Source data

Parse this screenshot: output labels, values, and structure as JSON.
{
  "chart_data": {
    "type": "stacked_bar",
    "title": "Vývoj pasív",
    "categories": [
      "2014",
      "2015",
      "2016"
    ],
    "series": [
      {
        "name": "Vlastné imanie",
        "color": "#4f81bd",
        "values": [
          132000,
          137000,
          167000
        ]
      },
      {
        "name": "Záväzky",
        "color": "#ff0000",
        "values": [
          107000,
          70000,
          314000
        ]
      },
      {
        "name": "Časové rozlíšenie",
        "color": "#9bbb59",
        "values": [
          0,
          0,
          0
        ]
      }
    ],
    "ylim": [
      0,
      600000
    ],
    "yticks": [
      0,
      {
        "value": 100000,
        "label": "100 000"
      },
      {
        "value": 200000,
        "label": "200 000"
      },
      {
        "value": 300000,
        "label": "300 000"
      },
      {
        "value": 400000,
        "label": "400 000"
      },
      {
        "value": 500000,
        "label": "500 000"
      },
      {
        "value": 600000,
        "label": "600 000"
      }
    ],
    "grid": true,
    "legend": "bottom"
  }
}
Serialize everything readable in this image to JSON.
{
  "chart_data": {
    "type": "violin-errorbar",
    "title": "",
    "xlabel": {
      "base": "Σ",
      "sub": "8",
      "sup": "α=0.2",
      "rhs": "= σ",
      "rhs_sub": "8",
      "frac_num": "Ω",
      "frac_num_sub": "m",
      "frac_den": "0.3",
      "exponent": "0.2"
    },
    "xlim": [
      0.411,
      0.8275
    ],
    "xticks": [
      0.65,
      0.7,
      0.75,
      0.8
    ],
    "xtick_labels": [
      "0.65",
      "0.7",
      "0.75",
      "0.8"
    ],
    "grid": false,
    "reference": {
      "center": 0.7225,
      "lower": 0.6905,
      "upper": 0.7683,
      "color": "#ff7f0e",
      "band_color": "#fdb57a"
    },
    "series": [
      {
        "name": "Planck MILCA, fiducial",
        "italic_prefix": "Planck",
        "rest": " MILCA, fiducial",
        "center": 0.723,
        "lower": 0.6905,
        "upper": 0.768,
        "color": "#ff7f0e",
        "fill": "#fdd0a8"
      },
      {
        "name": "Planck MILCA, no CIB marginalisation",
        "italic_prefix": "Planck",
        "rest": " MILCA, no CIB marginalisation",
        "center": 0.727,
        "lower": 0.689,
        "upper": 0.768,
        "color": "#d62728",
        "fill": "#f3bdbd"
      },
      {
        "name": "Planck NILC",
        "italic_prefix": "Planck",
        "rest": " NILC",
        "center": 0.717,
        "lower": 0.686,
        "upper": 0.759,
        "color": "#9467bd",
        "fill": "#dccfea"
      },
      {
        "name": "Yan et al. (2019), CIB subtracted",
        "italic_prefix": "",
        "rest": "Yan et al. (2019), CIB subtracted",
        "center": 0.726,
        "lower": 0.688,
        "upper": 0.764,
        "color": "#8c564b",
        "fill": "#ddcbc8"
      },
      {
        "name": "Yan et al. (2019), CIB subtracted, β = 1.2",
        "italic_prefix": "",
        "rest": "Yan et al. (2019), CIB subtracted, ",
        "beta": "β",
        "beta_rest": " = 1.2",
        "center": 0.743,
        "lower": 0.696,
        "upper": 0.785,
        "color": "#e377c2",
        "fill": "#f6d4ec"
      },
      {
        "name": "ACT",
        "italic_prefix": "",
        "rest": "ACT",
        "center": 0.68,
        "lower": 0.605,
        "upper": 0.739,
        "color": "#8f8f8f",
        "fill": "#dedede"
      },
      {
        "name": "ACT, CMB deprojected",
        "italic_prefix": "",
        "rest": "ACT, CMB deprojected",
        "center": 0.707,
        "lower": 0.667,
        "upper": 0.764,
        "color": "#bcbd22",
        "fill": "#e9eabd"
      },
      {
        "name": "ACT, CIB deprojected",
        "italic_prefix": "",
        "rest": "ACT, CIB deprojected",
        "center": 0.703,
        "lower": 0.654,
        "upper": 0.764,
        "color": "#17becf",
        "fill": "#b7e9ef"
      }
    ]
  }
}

* [WORK TO DO]: Every record above should be output exactly.

* [TASK ANSWER]:
Parse this screenshot: output labels, values, and structure as JSON.
{
  "chart_data": {
    "type": "stacked_bar",
    "title": "Vývoj pasív",
    "categories": [
      "2014",
      "2015",
      "2016"
    ],
    "series": [
      {
        "name": "Vlastné imanie",
        "color": "#4f81bd",
        "values": [
          132000,
          137000,
          167000
        ]
      },
      {
        "name": "Záväzky",
        "color": "#ff0000",
        "values": [
          107000,
          70000,
          314000
        ]
      },
      {
        "name": "Časové rozlíšenie",
        "color": "#9bbb59",
        "values": [
          0,
          0,
          0
        ]
      }
    ],
    "ylim": [
      0,
      600000
    ],
    "yticks": [
      0,
      {
        "value": 100000,
        "label": "100 000"
      },
      {
        "value": 200000,
        "label": "200 000"
      },
      {
        "value": 300000,
        "label": "300 000"
      },
      {
        "value": 400000,
        "label": "400 000"
      },
      {
        "value": 500000,
        "label": "500 000"
      },
      {
        "value": 600000,
        "label": "600 000"
      }
    ],
    "grid": true,
    "legend": "bottom"
  }
}
Serialize everything readable in this image to JSON.
{
  "chart_data": {
    "type": "violin-errorbar",
    "title": "",
    "xlabel": {
      "base": "Σ",
      "sub": "8",
      "sup": "α=0.2",
      "rhs": "= σ",
      "rhs_sub": "8",
      "frac_num": "Ω",
      "frac_num_sub": "m",
      "frac_den": "0.3",
      "exponent": "0.2"
    },
    "xlim": [
      0.411,
      0.8275
    ],
    "xticks": [
      0.65,
      0.7,
      0.75,
      0.8
    ],
    "xtick_labels": [
      "0.65",
      "0.7",
      "0.75",
      "0.8"
    ],
    "grid": false,
    "reference": {
      "center": 0.7225,
      "lower": 0.6905,
      "upper": 0.7683,
      "color": "#ff7f0e",
      "band_color": "#fdb57a"
    },
    "series": [
      {
        "name": "Planck MILCA, fiducial",
        "italic_prefix": "Planck",
        "rest": " MILCA, fiducial",
        "center": 0.723,
        "lower": 0.6905,
        "upper": 0.768,
        "color": "#ff7f0e",
        "fill": "#fdd0a8"
      },
      {
        "name": "Planck MILCA, no CIB marginalisation",
        "italic_prefix": "Planck",
        "rest": " MILCA, no CIB marginalisation",
        "center": 0.727,
        "lower": 0.689,
        "upper": 0.768,
        "color": "#d62728",
        "fill": "#f3bdbd"
      },
      {
        "name": "Planck NILC",
        "italic_prefix": "Planck",
        "rest": " NILC",
        "center": 0.717,
        "lower": 0.686,
        "upper": 0.759,
        "color": "#9467bd",
        "fill": "#dccfea"
      },
      {
        "name": "Yan et al. (2019), CIB subtracted",
        "italic_prefix": "",
        "rest": "Yan et al. (2019), CIB subtracted",
        "center": 0.726,
        "lower": 0.688,
        "upper": 0.764,
        "color": "#8c564b",
        "fill": "#ddcbc8"
      },
      {
        "name": "Yan et al. (2019), CIB subtracted, β = 1.2",
        "italic_prefix": "",
        "rest": "Yan et al. (2019), CIB subtracted, ",
        "beta": "β",
        "beta_rest": " = 1.2",
        "center": 0.743,
        "lower": 0.696,
        "upper": 0.785,
        "color": "#e377c2",
        "fill": "#f6d4ec"
      },
      {
        "name": "ACT",
        "italic_prefix": "",
        "rest": "ACT",
        "center": 0.68,
        "lower": 0.605,
        "upper": 0.739,
        "color": "#8f8f8f",
        "fill": "#dedede"
      },
      {
        "name": "ACT, CMB deprojected",
        "italic_prefix": "",
        "rest": "ACT, CMB deprojected",
        "center": 0.707,
        "lower": 0.667,
        "upper": 0.764,
        "color": "#bcbd22",
        "fill": "#e9eabd"
      },
      {
        "name": "ACT, CIB deprojected",
        "italic_prefix": "",
        "rest": "ACT, CIB deprojected",
        "center": 0.703,
        "lower": 0.654,
        "upper": 0.764,
        "color": "#17becf",
        "fill": "#b7e9ef"
      }
    ]
  }
}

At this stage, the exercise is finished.